▸ Given task 1: In the soil nutrient passage below, list each treatment named in the paragraph on exchangeable calcium together with the percentage increase in relative change ratio given for it.

▸ Passage to read:
Exchangeable potassium (K) increased from a mean of 0.08 cmol₍₊₎ kg⁻¹ in 1970 to 0.10, 0.12 and 0.11 cmol₍₊₎ kg⁻¹ in the untreated, NPK-treated, and both NPKSi- and NPKLi-treated soils, respectively. The lowest increase in the relative change ratio (25%) was observed in the untreated soils, whereas the highest increase (50%) was observed in the soils treated with the sole NPK treatment (Figure 1). Interestingly, it was observed that the long-term application of NPK fortified with silicate and lime resulted in a substantial decrease in K as compared to the sole NPK treatment.

Similarly, increases in the exchangeable calcium content were recorded after over 6 decades of treatments application, with increases of 70, 89, 92 and 200% (Figure 2) in the relative change ratio of the exchangeable Ca observed in the soils treated with CT, NPK, NPKSi, and NPKLi, respectively, relative to the initial exchangeable K mean value. Among the treatments, the highest increase was observed in the NPKLi-treated soils.

▸ Given records:
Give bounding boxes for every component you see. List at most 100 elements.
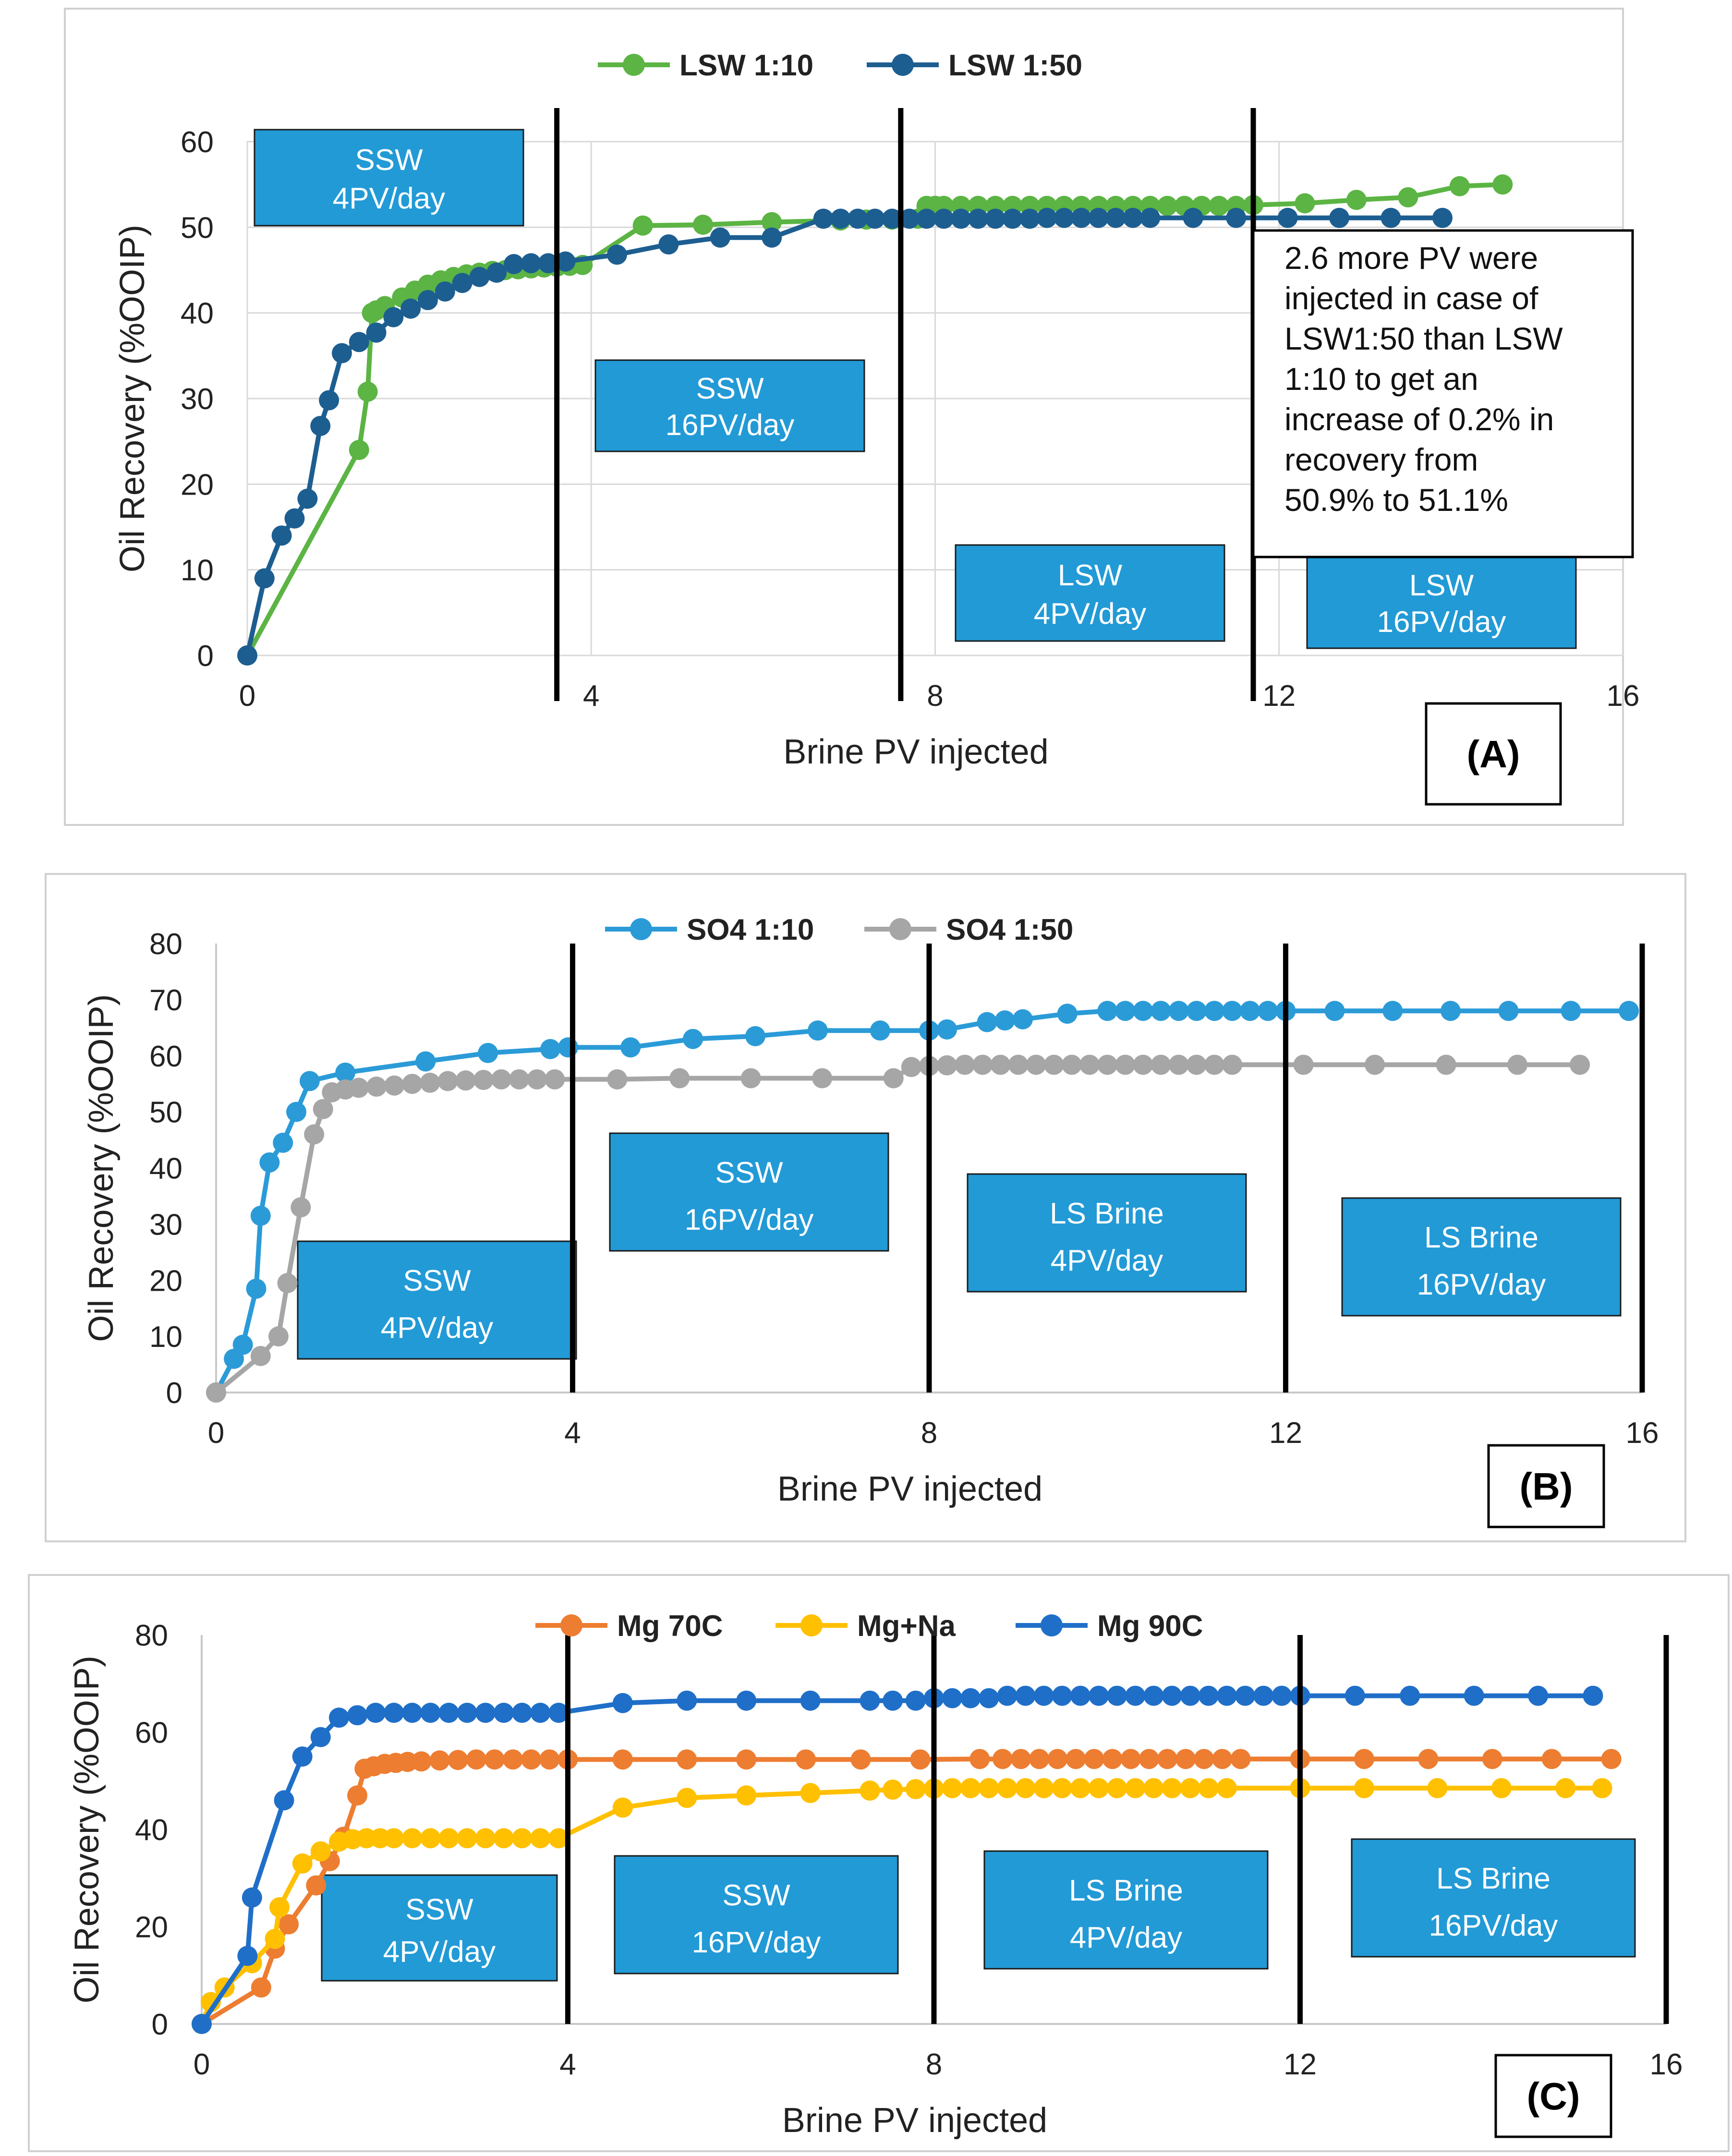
- y-tick-label: 60: [181, 126, 214, 159]
- data-point: [545, 1069, 565, 1090]
- data-point: [448, 1750, 468, 1770]
- phase-box-rate: 4PV/day: [381, 1311, 493, 1344]
- phase-box: [297, 1240, 577, 1360]
- phase-box-label: SSW: [696, 372, 764, 405]
- x-tick-label: 12: [1284, 2048, 1317, 2081]
- annotation-line: LSW1:50 than LSW: [1284, 321, 1563, 356]
- phase-box: [1306, 556, 1577, 649]
- data-point: [1026, 1054, 1046, 1075]
- phase-box-label: SSW: [715, 1156, 783, 1189]
- phase-box: [614, 1855, 899, 1974]
- data-point: [512, 1703, 533, 1723]
- data-point: [1198, 1778, 1219, 1798]
- data-point: [1107, 1685, 1127, 1706]
- annotation-line: 50.9% to 51.1%: [1284, 482, 1508, 518]
- data-point: [250, 1346, 271, 1367]
- data-point: [1240, 1001, 1260, 1021]
- data-point: [1226, 207, 1247, 228]
- data-point: [1162, 1778, 1182, 1798]
- annotation-line: 1:10 to get an: [1284, 361, 1478, 397]
- data-point: [1008, 1054, 1029, 1075]
- data-point: [606, 244, 627, 265]
- x-tick-label: 8: [921, 1417, 937, 1450]
- data-point: [1180, 1685, 1200, 1706]
- data-point: [1253, 1685, 1274, 1706]
- data-point: [882, 208, 902, 229]
- data-point: [1583, 1685, 1603, 1706]
- phase-box-label: SSW: [722, 1879, 790, 1912]
- data-point: [968, 208, 989, 229]
- data-point: [1143, 1778, 1164, 1798]
- data-point: [1066, 1749, 1086, 1769]
- data-point: [1002, 208, 1023, 229]
- data-point: [269, 1897, 290, 1917]
- data-point: [1079, 1054, 1100, 1075]
- data-point: [310, 1727, 331, 1747]
- data-point: [683, 1029, 703, 1049]
- y-tick-label: 40: [181, 297, 214, 330]
- data-point: [504, 254, 524, 275]
- data-point: [384, 1828, 404, 1849]
- data-point: [910, 1749, 931, 1770]
- data-point: [347, 1705, 368, 1726]
- data-point: [1440, 1001, 1461, 1021]
- data-point: [292, 1746, 313, 1767]
- y-tick-label: 80: [149, 928, 182, 961]
- x-tick-label: 4: [559, 2048, 576, 2081]
- data-point: [366, 1077, 387, 1097]
- data-point: [1097, 1054, 1118, 1075]
- data-point: [955, 1054, 975, 1075]
- data-point: [521, 253, 541, 274]
- data-point: [1541, 1749, 1562, 1769]
- data-point: [1115, 1054, 1136, 1075]
- data-point: [402, 1703, 423, 1723]
- panel-label: (A): [1466, 733, 1520, 775]
- y-axis-title: Oil Recovery (%OOIP): [82, 994, 121, 1342]
- data-point: [990, 1054, 1011, 1075]
- data-point: [192, 2014, 212, 2034]
- data-point: [997, 1685, 1017, 1706]
- data-point: [1324, 1001, 1345, 1021]
- data-point: [1052, 1685, 1072, 1706]
- data-point: [942, 1688, 963, 1708]
- data-point: [1194, 1749, 1214, 1769]
- data-point: [960, 1778, 981, 1798]
- data-point: [206, 1382, 226, 1403]
- data-point: [1427, 1778, 1448, 1798]
- data-point: [1115, 1001, 1136, 1021]
- data-point: [1198, 1685, 1219, 1706]
- data-point: [937, 1055, 957, 1076]
- data-point: [284, 508, 305, 529]
- data-point: [491, 1069, 511, 1090]
- phase-box-label: LS Brine: [1436, 1862, 1550, 1895]
- data-point: [883, 1779, 903, 1800]
- data-point: [1133, 1001, 1153, 1021]
- data-point: [527, 1069, 547, 1090]
- data-point: [1570, 1054, 1590, 1075]
- data-point: [420, 1072, 440, 1093]
- legend-label: Mg 70C: [617, 1610, 723, 1643]
- data-point: [1089, 1778, 1109, 1798]
- data-point: [969, 1749, 990, 1769]
- data-point: [1070, 1778, 1090, 1798]
- data-point: [1354, 1749, 1374, 1769]
- data-point: [1057, 1004, 1078, 1024]
- data-point: [265, 1928, 285, 1949]
- data-point: [452, 273, 472, 293]
- data-point: [347, 1785, 368, 1806]
- phase-box: [1351, 1838, 1636, 1958]
- data-point: [538, 253, 558, 274]
- data-point: [273, 1132, 293, 1153]
- data-point: [762, 227, 782, 248]
- data-point: [1140, 207, 1161, 228]
- data-point: [1235, 1685, 1256, 1706]
- data-point: [658, 234, 679, 254]
- x-tick-label: 0: [208, 1417, 224, 1450]
- data-point: [494, 1828, 514, 1849]
- legend-swatch-marker: [630, 918, 652, 940]
- data-point: [383, 307, 404, 327]
- phase-box-label: LS Brine: [1424, 1221, 1538, 1254]
- x-tick-label: 4: [583, 679, 599, 713]
- data-point: [1012, 1009, 1033, 1030]
- data-point: [1381, 207, 1401, 228]
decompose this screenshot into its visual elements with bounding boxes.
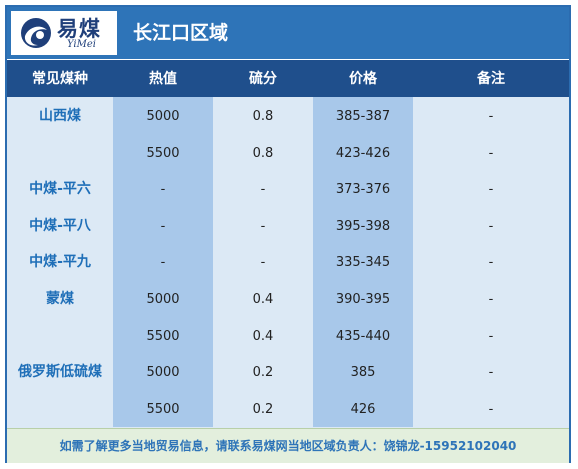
table-row: 山西煤 5000 0.8 385-387 - xyxy=(7,98,569,135)
note-cell: - xyxy=(488,182,494,198)
coal-type-cell xyxy=(7,318,113,355)
note-cell: - xyxy=(488,401,494,417)
sulfur-cell: - xyxy=(260,182,266,198)
coal-type-cell: 山西煤 xyxy=(39,108,81,124)
table-row: 5500 0.2 426 - xyxy=(7,391,569,428)
price-cell: 423-426 xyxy=(335,145,391,161)
price-cell: 395-398 xyxy=(335,218,391,234)
heat-cell: 5500 xyxy=(146,145,180,161)
note-cell: - xyxy=(488,255,494,271)
heat-cell: 5000 xyxy=(146,292,180,307)
price-cell: 385-387 xyxy=(335,109,391,124)
contact-footer: 如需了解更多当地贸易信息，请联系易煤网当地区域负责人：饶锦龙-159521020… xyxy=(7,428,569,463)
heat-cell: 5500 xyxy=(146,328,180,344)
sulfur-cell: 0.4 xyxy=(252,328,274,344)
logo-text-en: YiMei xyxy=(67,39,96,50)
table-row: 蒙煤 5000 0.4 390-395 - xyxy=(7,281,569,318)
title-bar: 易煤 YiMei 长江口区域 xyxy=(7,7,569,59)
column-header-heat: 热值 xyxy=(149,71,177,87)
coal-type-cell: 俄罗斯低硫煤 xyxy=(18,364,102,381)
heat-column-shade xyxy=(113,97,213,427)
table-header: 常见煤种 热值 硫分 价格 备注 xyxy=(7,59,569,97)
heat-cell: 5500 xyxy=(146,401,180,417)
table-row: 中煤-平八 - - 395-398 - xyxy=(7,208,569,245)
logo-text-cn: 易煤 xyxy=(57,17,101,41)
heat-cell: - xyxy=(160,255,166,271)
coal-type-cell: 蒙煤 xyxy=(46,291,74,307)
price-cell: 426 xyxy=(350,401,376,417)
swirl-logo-icon xyxy=(21,18,51,48)
table-row: 俄罗斯低硫煤 5000 0.2 385 - xyxy=(7,354,569,391)
table-row: 中煤-平九 - - 335-345 - xyxy=(7,244,569,281)
coal-type-cell: 中煤-平九 xyxy=(29,254,91,271)
note-cell: - xyxy=(488,328,494,344)
table-row: 5500 0.4 435-440 - xyxy=(7,318,569,355)
coal-type-cell: 中煤-平六 xyxy=(29,181,91,198)
sulfur-cell: 0.2 xyxy=(252,401,274,417)
price-cell: 335-345 xyxy=(335,255,391,271)
coal-type-cell: 中煤-平八 xyxy=(29,217,91,234)
sulfur-cell: - xyxy=(260,255,266,271)
note-cell: - xyxy=(488,218,494,234)
price-cell: 435-440 xyxy=(335,328,391,344)
sulfur-cell: 0.8 xyxy=(252,145,274,161)
price-table-panel: 易煤 YiMei 长江口区域 常见煤种 热值 硫分 价格 备注 山西煤 5000 0… xyxy=(5,5,571,463)
table-row: 中煤-平六 - - 373-376 - xyxy=(7,171,569,208)
column-header-coal-type: 常见煤种 xyxy=(32,71,88,87)
price-cell: 385 xyxy=(350,365,376,381)
sulfur-cell: 0.4 xyxy=(252,292,274,307)
column-header-note: 备注 xyxy=(477,71,505,87)
coal-type-cell xyxy=(7,391,113,428)
heat-cell: - xyxy=(160,182,166,198)
heat-cell: 5000 xyxy=(146,109,180,124)
table-row: 5500 0.8 423-426 - xyxy=(7,135,569,172)
column-header-price: 价格 xyxy=(349,71,377,87)
price-cell: 373-376 xyxy=(335,182,391,198)
region-title: 长江口区域 xyxy=(133,22,229,44)
sulfur-cell: 0.8 xyxy=(252,109,274,124)
heat-cell: - xyxy=(160,218,166,234)
sulfur-cell: - xyxy=(260,218,266,234)
note-cell: - xyxy=(488,292,494,307)
coal-type-cell xyxy=(7,135,113,172)
price-cell: 390-395 xyxy=(335,292,391,307)
price-column-shade xyxy=(313,97,413,427)
sulfur-cell: 0.2 xyxy=(252,365,274,381)
heat-cell: 5000 xyxy=(146,365,180,381)
logo: 易煤 YiMei xyxy=(11,11,117,55)
note-cell: - xyxy=(488,109,494,124)
column-header-sulfur: 硫分 xyxy=(249,71,277,87)
note-cell: - xyxy=(488,145,494,161)
note-cell: - xyxy=(488,365,494,381)
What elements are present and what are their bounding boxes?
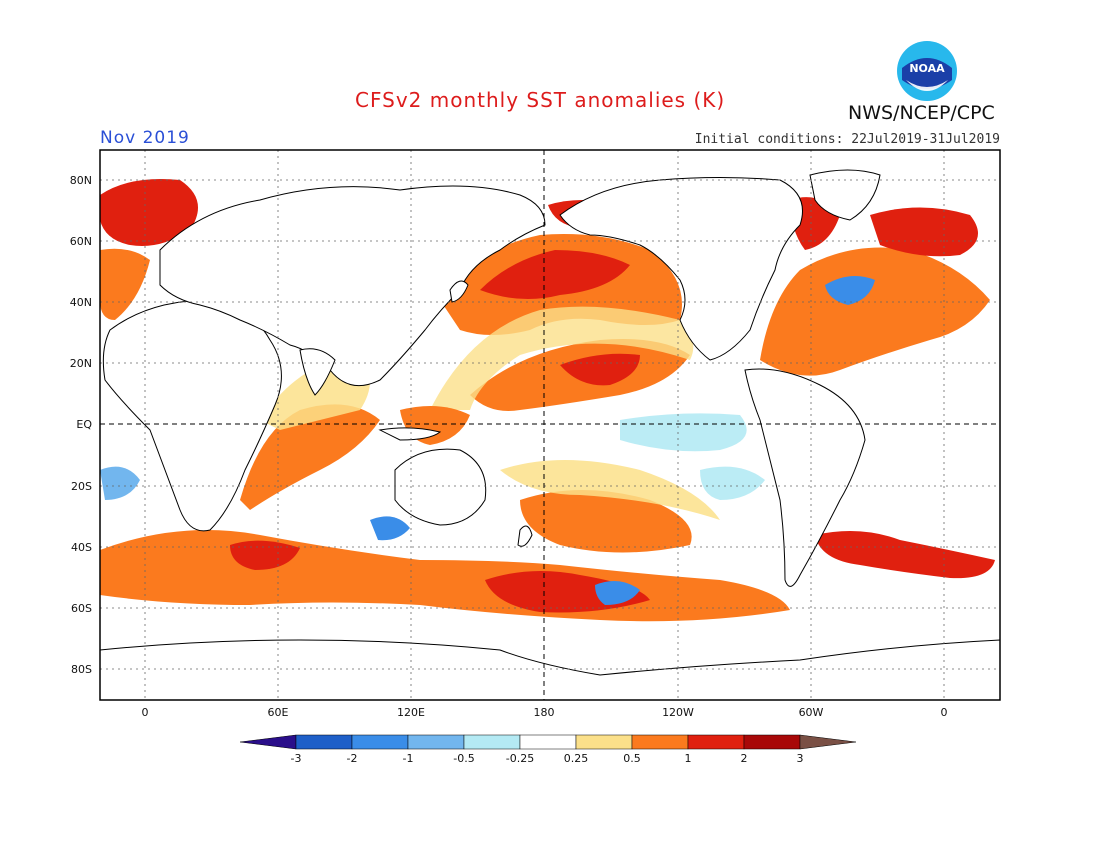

▸ Given task 2: In the listing above, quote everything from the line containing "table-row: 山西煤 5000" down to the line containing "price-cell: 423-426 xyxy=(335,145,391,161)".

▸ Task output 1:
- CT: 70%
- NPK: 89%
- NPKSi: 92%
- NPKLi: 200%

▸ Task output 2:
table-row: 山西煤 5000 0.8 385-387 - xyxy=(7,98,569,135)
note-cell: - xyxy=(488,182,494,198)
coal-type-cell xyxy=(7,318,113,355)
note-cell: - xyxy=(488,401,494,417)
sulfur-cell: - xyxy=(260,182,266,198)
coal-type-cell: 山西煤 xyxy=(39,108,81,124)
table-row: 5500 0.2 426 - xyxy=(7,391,569,428)
price-cell: 423-426 xyxy=(335,145,391,161)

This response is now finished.